Stated exercise 1: Reproduce the passage on how villagers in north-east Thailand relate to animals, word for word and in full.

Text excerpt:
In a similar way, the relationship of villagers in north-east Thailand to the animal world was presented as complex, expressing ‘neither a sense of affinity with animals alone nor a clear-cut distinction and separation from them, but rather a co-existence of both attitudes in varying intensities which create a perpetual tension’ (Tambiah 1969, 455). Such attitudes of ‘affinity and separation, opposition and integration’ are seen at their sharpest in relation to domestic and wild animals, and are bound up with dietary rules and prohibitions, which in turn are related to gender, kinship and household distinctions. The dog, for example, is seen as partly incorporated into human society, and cannot be eaten, but is also considered ‘degraded and incestuous’ and ‘the antithesis of correct human conduct’. Ox and buffalo are positively valued, but are edible, with rules; these include prohibitions on eating their meat at a marriage feast, as a metaphorical statement of the proper rules governing who can marry whom. Wild forest animals are considered inedible, a ‘statement of their extreme distance and difference from man’, but they have strong metaphorical significance (Tambiah 1969, 455—6). The conclusion that human conduct is not purely intellectual and that ‘cultures and social systems are . . . not only thought but lived (Tambiah 1969, 457; emphasis added) rests on a strong sense of specific context.

Supplied information:
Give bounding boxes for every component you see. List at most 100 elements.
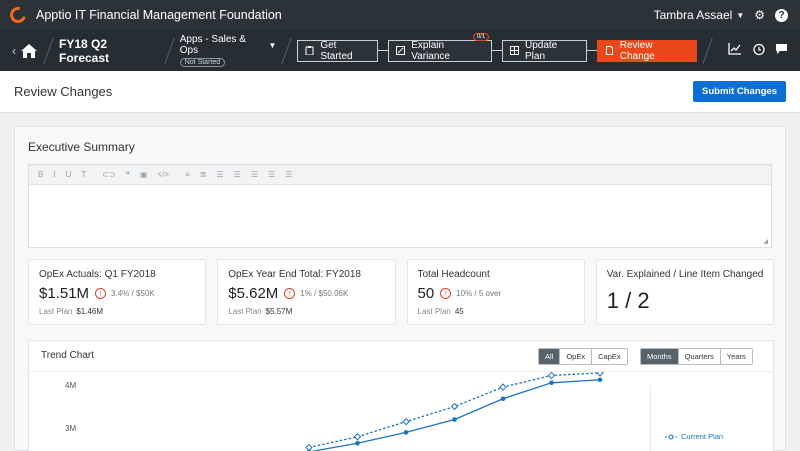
trend-chart-title: Trend Chart	[41, 350, 94, 361]
data-point[interactable]	[355, 440, 360, 446]
data-point[interactable]	[452, 417, 457, 422]
data-point[interactable]	[353, 433, 362, 441]
step-connector	[586, 50, 597, 51]
nav-separator	[164, 37, 175, 64]
data-point[interactable]	[450, 402, 459, 411]
help-icon[interactable]: ?	[775, 8, 788, 22]
nav-separator	[281, 37, 293, 64]
arrow-up-icon: ↑	[95, 288, 107, 299]
bullet-list-icon[interactable]: ≡	[185, 170, 190, 179]
nav-separator	[43, 37, 54, 64]
y-tick-label: 4M	[65, 381, 76, 390]
image-icon[interactable]: ▣	[140, 170, 148, 179]
data-point[interactable]	[597, 377, 603, 383]
data-point[interactable]	[403, 430, 409, 435]
data-point[interactable]	[547, 372, 556, 380]
kpi-card-opex-year-end: OpEx Year End Total: FY2018 $5.62M ↑ 1% …	[217, 259, 396, 325]
data-point[interactable]	[549, 380, 554, 386]
step-connector	[378, 50, 389, 51]
step-label: Update Plan	[525, 39, 558, 62]
data-point[interactable]	[500, 396, 506, 402]
align-left-icon[interactable]: ☰	[216, 170, 223, 179]
top-bar: Apptio IT Financial Management Foundatio…	[0, 0, 800, 30]
y-tick-label: 3M	[65, 424, 76, 433]
kpi-label: Var. Explained / Line Item Changed	[606, 269, 764, 280]
nav-right-tools	[697, 37, 788, 64]
top-right-controls: Tambra Assael ▼ ⚙ ?	[654, 8, 788, 22]
kpi-card-variance-explained: Var. Explained / Line Item Changed 1 / 2	[595, 259, 774, 325]
back-chevron-icon[interactable]: ‹	[12, 44, 16, 58]
period-years[interactable]: Years	[721, 349, 752, 364]
kpi-delta: 10% / 5 over	[456, 289, 502, 298]
kpi-value-row: 50 ↑ 10% / 5 over	[418, 285, 502, 302]
status-badge: Not Started	[179, 58, 226, 67]
kpi-cards: OpEx Actuals: Q1 FY2018 $1.51M ↑ 3.4% / …	[28, 259, 774, 325]
step-get-started[interactable]: Get Started	[297, 39, 379, 62]
italic-icon[interactable]: I	[53, 170, 55, 179]
resize-handle-icon[interactable]: ◢	[763, 238, 768, 245]
quote-icon[interactable]: ❝	[126, 170, 130, 179]
kpi-value-row: $1.51M ↑ 3.4% / $50K	[39, 285, 155, 302]
kpi-value: 50	[417, 285, 435, 302]
executive-summary-editor[interactable]: B I U T ⊂⊃ ❝ ▣ </> ≡ ≣ ☰ ☰ ☰ ☰ ☰ ◢	[28, 164, 772, 248]
step-update-plan[interactable]: Update Plan	[502, 39, 587, 62]
gear-icon[interactable]: ⚙	[754, 8, 765, 22]
home-icon[interactable]	[20, 43, 38, 59]
comments-icon[interactable]	[775, 43, 788, 58]
document-icon	[605, 46, 614, 55]
arrow-up-icon: ↑	[440, 288, 452, 299]
text-format-icon[interactable]: T	[81, 170, 86, 179]
data-point[interactable]	[596, 372, 604, 377]
kpi-delta: 1% / $50.06K	[300, 289, 349, 298]
apps-selector[interactable]: Apps - Sales & Ops ▼ Not Started	[179, 34, 277, 67]
align-center-icon[interactable]: ☰	[234, 170, 241, 179]
kpi-card-headcount: Total Headcount 50 ↑ 10% / 5 over Last P…	[406, 259, 585, 325]
step-connector	[492, 50, 502, 51]
last-plan-label: Last Plan	[228, 307, 262, 316]
kpi-label: OpEx Year End Total: FY2018	[228, 269, 361, 280]
submit-changes-button[interactable]: Submit Changes	[693, 81, 786, 102]
code-icon[interactable]: </>	[158, 170, 170, 179]
data-point[interactable]	[402, 417, 410, 426]
page-title: Review Changes	[14, 84, 113, 99]
last-plan-value: $1.46M	[76, 307, 104, 316]
last-plan-value: $5.57M	[265, 307, 293, 316]
trend-chart-icon[interactable]	[728, 43, 742, 58]
type-filter: All OpEx CapEx	[538, 348, 628, 365]
last-plan-value: 45	[454, 307, 464, 316]
filter-all[interactable]: All	[539, 349, 561, 364]
step-label: Review Change	[619, 39, 655, 62]
last-plan-label: Last Plan	[417, 307, 451, 316]
period-months[interactable]: Months	[641, 349, 679, 364]
user-menu[interactable]: Tambra Assael ▼	[654, 8, 745, 22]
chart-legend: Current Plan	[665, 432, 723, 441]
numbered-list-icon[interactable]: ≣	[200, 170, 207, 179]
filter-opex[interactable]: OpEx	[560, 349, 593, 364]
step-label: Explain Variance	[411, 39, 450, 62]
outdent-icon[interactable]: ☰	[285, 170, 292, 179]
last-plan-label: Last Plan	[39, 307, 73, 316]
kpi-value: 1 / 2	[606, 288, 650, 313]
data-point[interactable]	[499, 383, 507, 391]
underline-icon[interactable]: U	[66, 170, 72, 179]
filter-capex[interactable]: CapEx	[592, 349, 627, 364]
editor-toolbar: B I U T ⊂⊃ ❝ ▣ </> ≡ ≣ ☰ ☰ ☰ ☰ ☰	[29, 165, 771, 185]
step-review-change[interactable]: Review Change	[596, 39, 697, 62]
apps-dropdown[interactable]: Apps - Sales & Ops ▼	[180, 34, 277, 56]
legend-current-plan: Current Plan	[681, 432, 724, 441]
history-icon[interactable]	[752, 43, 765, 59]
period-quarters[interactable]: Quarters	[679, 349, 721, 364]
align-right-icon[interactable]: ☰	[251, 170, 258, 179]
kpi-last-plan: Last Plan $5.57M	[228, 307, 292, 316]
bold-icon[interactable]: B	[38, 170, 43, 179]
link-icon[interactable]: ⊂⊃	[102, 170, 115, 179]
indent-icon[interactable]: ☰	[268, 170, 275, 179]
clipboard-icon	[305, 46, 314, 56]
step-explain-variance[interactable]: Explain Variance 0/1	[388, 32, 493, 62]
kpi-last-plan: Last Plan 45	[418, 307, 464, 316]
forecast-name[interactable]: FY18 Q2 Forecast	[59, 37, 159, 65]
app-title: Apptio IT Financial Management Foundatio…	[36, 8, 282, 22]
period-filter: Months Quarters Years	[640, 348, 753, 365]
table-icon	[510, 46, 519, 55]
series-line-actual	[310, 379, 601, 451]
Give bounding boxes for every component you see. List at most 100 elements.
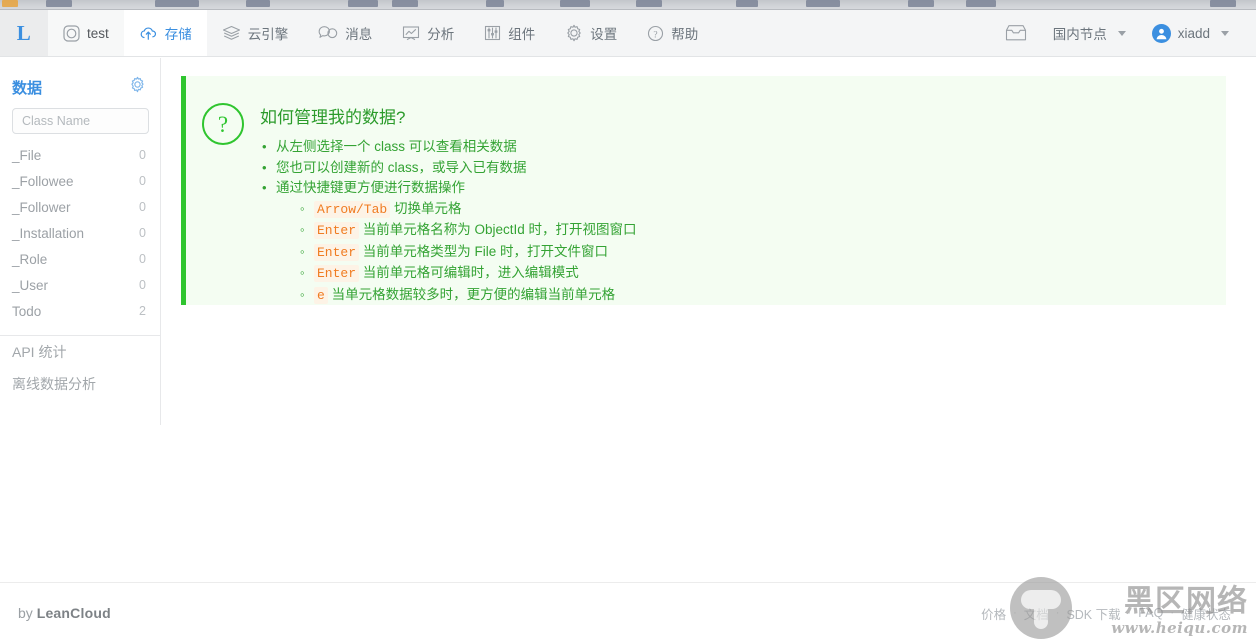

Stated exercise 2: In the listing, render each line from the one containing "350, 94, 361]" to the one containing "43, 38, 59]", both included, as a Markdown table with the columns "Row" and "Line", numbering the rows and leaving out any blank lines.

Full answer 1:
In a similar way, the relationship of villagers in north-east Thailand to the animal world was presented as complex, expressing ‘neither a sense of affinity with animals alone nor a clear-cut distinction and separation from them, but rather a co-existence of both attitudes in varying intensities which create a perpetual tension’ (Tambiah 1969, 455). Such attitudes of ‘affinity and separation, opposition and integration’ are seen at their sharpest in relation to domestic and wild animals, and are bound up with dietary rules and prohibitions, which in turn are related to gender, kinship and household distinctions. The dog, for example, is seen as partly incorporated into human society, and cannot be eaten, but is also considered ‘degraded and incestuous’ and ‘the antithesis of correct human conduct’. Ox and buffalo are positively valued, but are edible, with rules; these include prohibitions on eating their meat at a marriage feast, as a metaphorical statement of the proper rules governing who can marry whom. Wild forest animals are considered inedible, a ‘statement of their extreme distance and difference from man’, but they have strong metaphorical significance (Tambiah 1969, 455—6). The conclusion that human conduct is not purely intellectual and that ‘cultures and social systems are . . . not only thought but lived (Tambiah 1969, 457; emphasis added) rests on a strong sense of specific context.

Full answer 2:
| Row | Line |
|---|---|
| 1 | trend-chart-title: Trend Chart	[41, 350, 94, 361] |
| 2 | data-point[interactable]	[355, 440, 360, 446] |
| 3 | data-point[interactable]	[452, 417, 457, 422] |
| 4 | data-point[interactable]	[353, 433, 362, 441] |
| 5 | step-connector	[586, 50, 597, 51] |
| 6 | nav-separator	[164, 37, 175, 64] |
| 7 | data-point[interactable]	[450, 402, 459, 411] |
| 8 | help-icon[interactable]: ?	[775, 8, 788, 22] |
| 9 | nav-separator	[281, 37, 293, 64] |
| 10 | arrow-up-icon: ↑	[95, 288, 107, 299] |
| 11 | bullet-list-icon[interactable]: ≡	[185, 170, 190, 179] |
| 12 | nav-separator	[43, 37, 54, 64] |
| 13 | y-tick-label: 4M	[65, 381, 76, 390] |
| 14 | image-icon[interactable]: ▣	[140, 170, 148, 179] |
| 15 | data-point[interactable]	[597, 377, 603, 383] |
| 16 | data-point[interactable]	[403, 430, 409, 435] |
| 17 | data-point[interactable]	[547, 372, 556, 380] |
| 18 | kpi-card-opex-year-end: OpEx Year End Total: FY2018 $5.62M ↑ 1% …	[217, 259, 396, 325] |
| 19 | data-point[interactable]	[549, 380, 554, 386] |
| 20 | step-connector	[378, 50, 389, 51] |
| 21 | step-label: Update Plan	[525, 39, 558, 62] |
| 22 | data-point[interactable]	[500, 396, 506, 402] |
| 23 | align-left-icon[interactable]: ☰	[216, 170, 223, 179] |
| 24 | top-bar: Apptio IT Financial Management Foundatio…	[0, 0, 800, 30] |
| 25 | y-tick-label: 3M	[65, 424, 76, 433] |
| 26 | kpi-label: Var. Explained / Line Item Changed	[606, 269, 764, 280] |
| 27 | nav-right-tools	[697, 37, 788, 64] |
| 28 | top-right-controls: Tambra Assael ▼ ⚙ ?	[654, 8, 788, 22] |
| 29 | kpi-card-variance-explained: Var. Explained / Line Item Changed 1 / 2	[595, 259, 774, 325] |
| 30 | back-chevron-icon[interactable]: ‹	[12, 44, 16, 58] |
| 31 | period-years[interactable]: Years	[721, 349, 752, 364] |
| 32 | kpi-delta: 10% / 5 over	[456, 289, 502, 298] |
| 33 | kpi-value-row: 50 ↑ 10% / 5 over	[418, 285, 502, 302] |
| 34 | status-badge: Not Started	[179, 58, 226, 67] |
| 35 | kpi-cards: OpEx Actuals: Q1 FY2018 $1.51M ↑ 3.4% / …	[28, 259, 774, 325] |
| 36 | step-get-started[interactable]: Get Started	[297, 39, 379, 62] |
| 37 | italic-icon[interactable]: I	[53, 170, 55, 179] |
| 38 | resize-handle-icon[interactable]: ◢	[763, 238, 768, 245] |
| 39 | quote-icon[interactable]: ❝	[126, 170, 130, 179] |
| 40 | kpi-value-row: $1.51M ↑ 3.4% / $50K	[39, 285, 155, 302] |
| 41 | kpi-value: 50	[417, 285, 435, 302] |
| 42 | executive-summary-editor[interactable]: B I U T ⊂⊃ ❝ ▣ </> ≡ ≣ ☰ ☰ ☰ ☰ ☰ ◢	[28, 164, 772, 248] |
| 43 | step-update-plan[interactable]: Update Plan	[502, 39, 587, 62] |
| 44 | gear-icon[interactable]: ⚙	[754, 8, 765, 22] |
| 45 | home-icon[interactable]	[20, 43, 38, 59] |